Identify each line in the records below that contains the word "evidenzinformierte", and copy it.

---------- DATA FOR THIS TASK ----------

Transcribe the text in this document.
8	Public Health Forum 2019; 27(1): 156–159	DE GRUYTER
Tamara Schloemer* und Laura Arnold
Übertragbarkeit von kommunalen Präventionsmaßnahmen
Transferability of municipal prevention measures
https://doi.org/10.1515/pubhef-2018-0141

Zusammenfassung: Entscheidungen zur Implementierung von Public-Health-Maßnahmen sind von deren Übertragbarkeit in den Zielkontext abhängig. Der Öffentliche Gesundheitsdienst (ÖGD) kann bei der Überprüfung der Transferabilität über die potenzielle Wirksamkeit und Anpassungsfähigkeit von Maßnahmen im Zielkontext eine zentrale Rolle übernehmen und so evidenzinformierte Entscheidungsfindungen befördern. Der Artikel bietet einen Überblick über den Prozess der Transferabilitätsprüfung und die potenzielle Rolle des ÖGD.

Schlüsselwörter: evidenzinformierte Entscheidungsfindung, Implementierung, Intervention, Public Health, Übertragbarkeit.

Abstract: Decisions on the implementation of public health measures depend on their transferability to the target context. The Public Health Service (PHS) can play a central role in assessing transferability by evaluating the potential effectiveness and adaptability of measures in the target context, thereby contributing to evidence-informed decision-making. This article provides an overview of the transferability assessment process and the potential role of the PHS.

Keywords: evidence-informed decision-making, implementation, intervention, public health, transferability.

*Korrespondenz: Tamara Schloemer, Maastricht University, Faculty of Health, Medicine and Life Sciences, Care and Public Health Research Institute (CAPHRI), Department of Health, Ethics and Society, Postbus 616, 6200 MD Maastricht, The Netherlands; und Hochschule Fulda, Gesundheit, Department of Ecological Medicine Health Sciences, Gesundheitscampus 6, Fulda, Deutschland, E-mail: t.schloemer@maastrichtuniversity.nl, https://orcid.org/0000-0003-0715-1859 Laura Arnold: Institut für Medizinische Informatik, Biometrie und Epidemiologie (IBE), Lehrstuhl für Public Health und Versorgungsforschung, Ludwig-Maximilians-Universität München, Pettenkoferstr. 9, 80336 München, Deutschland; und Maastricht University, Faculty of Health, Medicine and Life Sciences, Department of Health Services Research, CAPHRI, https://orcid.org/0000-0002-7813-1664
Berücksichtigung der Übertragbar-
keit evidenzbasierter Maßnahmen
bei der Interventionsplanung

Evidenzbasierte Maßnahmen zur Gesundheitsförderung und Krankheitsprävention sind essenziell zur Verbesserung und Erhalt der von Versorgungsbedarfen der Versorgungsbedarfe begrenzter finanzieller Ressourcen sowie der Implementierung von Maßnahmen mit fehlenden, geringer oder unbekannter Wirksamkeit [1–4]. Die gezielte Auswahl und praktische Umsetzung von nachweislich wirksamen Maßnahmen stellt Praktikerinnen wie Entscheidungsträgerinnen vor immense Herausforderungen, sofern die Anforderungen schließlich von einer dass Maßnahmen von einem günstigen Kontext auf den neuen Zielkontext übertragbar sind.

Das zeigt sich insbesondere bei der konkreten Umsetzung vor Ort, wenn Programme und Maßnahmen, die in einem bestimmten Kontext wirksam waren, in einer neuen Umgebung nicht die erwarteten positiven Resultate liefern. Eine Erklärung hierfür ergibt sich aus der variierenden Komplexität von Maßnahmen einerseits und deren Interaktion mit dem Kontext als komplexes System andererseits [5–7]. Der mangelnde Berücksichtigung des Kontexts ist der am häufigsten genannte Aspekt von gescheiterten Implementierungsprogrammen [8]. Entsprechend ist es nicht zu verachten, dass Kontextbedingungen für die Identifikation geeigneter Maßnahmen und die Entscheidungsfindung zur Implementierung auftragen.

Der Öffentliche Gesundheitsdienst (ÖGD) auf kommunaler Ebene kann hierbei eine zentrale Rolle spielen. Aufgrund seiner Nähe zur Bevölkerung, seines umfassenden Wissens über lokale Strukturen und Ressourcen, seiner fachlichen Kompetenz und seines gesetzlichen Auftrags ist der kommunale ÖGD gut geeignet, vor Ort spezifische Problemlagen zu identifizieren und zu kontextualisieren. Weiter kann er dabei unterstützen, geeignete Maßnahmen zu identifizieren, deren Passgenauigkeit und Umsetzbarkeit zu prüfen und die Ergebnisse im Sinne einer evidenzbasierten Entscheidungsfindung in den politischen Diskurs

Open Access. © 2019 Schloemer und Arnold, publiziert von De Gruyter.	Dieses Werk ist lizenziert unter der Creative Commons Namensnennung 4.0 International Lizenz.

----------

ANSWER TO THIS EXERCISE =
Zusammenfassung: Entscheidungen zur Implementierung von Public-Health-Maßnahmen sind von deren Übertragbarkeit in den Zielkontext abhängig. Der Öffentliche Gesundheitsdienst (ÖGD) kann bei der Überprüfung der Transferabilität über die potenzielle Wirksamkeit und Anpassungsfähigkeit von Maßnahmen im Zielkontext eine zentrale Rolle übernehmen und so evidenzinformierte Entscheidungsfindungen befördern. Der Artikel bietet einen Überblick über den Prozess der Transferabilitätsprüfung und die potenzielle Rolle des ÖGD.
Schlüsselwörter: evidenzinformierte Entscheidungsfindung, Implementierung, Intervention, Public Health, Übertragbarkeit.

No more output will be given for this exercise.